### [Short task]
Count how many lines in this material contain "samples". The answer is that number alone.

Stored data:
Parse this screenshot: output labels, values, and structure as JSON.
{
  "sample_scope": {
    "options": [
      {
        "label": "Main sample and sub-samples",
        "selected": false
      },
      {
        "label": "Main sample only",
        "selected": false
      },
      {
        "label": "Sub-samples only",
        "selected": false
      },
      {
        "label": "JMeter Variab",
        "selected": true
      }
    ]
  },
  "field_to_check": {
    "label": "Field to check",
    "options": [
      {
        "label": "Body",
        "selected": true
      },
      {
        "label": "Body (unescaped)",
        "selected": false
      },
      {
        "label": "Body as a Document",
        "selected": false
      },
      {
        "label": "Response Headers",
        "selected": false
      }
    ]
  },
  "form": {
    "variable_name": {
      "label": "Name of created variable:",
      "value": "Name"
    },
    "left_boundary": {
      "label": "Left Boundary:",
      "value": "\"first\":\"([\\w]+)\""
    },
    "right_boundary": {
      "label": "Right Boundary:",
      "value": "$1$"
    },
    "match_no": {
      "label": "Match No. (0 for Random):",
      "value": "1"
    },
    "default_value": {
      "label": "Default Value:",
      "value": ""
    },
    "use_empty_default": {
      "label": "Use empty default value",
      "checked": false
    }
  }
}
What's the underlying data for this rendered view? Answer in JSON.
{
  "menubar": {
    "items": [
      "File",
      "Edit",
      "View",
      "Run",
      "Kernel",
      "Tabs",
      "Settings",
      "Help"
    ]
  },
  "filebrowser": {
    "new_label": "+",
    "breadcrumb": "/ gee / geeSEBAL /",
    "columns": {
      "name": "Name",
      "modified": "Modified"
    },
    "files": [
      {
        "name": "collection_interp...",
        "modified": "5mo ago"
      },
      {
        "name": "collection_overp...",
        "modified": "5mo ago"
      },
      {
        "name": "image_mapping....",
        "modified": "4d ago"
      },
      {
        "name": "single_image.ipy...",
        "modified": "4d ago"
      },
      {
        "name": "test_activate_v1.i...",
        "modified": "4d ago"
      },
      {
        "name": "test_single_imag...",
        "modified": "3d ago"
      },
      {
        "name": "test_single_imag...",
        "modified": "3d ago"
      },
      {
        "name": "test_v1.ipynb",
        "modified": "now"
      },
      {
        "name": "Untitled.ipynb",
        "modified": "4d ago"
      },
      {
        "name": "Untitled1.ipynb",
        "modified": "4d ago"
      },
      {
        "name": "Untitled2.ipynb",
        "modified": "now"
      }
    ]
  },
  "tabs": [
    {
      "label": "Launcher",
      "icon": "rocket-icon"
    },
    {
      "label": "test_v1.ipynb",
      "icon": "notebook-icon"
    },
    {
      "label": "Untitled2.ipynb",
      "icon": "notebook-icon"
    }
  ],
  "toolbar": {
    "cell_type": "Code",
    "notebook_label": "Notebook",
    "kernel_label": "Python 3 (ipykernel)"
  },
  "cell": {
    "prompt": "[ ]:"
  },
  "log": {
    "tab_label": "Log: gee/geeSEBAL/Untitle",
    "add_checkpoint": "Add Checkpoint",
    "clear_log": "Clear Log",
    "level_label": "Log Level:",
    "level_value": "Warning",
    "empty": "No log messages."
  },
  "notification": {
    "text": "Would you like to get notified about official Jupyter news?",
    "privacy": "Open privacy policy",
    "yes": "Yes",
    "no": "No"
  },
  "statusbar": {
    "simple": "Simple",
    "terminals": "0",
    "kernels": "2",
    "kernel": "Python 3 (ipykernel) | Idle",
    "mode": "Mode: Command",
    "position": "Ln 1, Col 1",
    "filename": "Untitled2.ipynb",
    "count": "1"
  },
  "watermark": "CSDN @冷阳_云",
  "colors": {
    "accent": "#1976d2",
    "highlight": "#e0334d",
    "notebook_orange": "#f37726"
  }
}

### [The solution]
2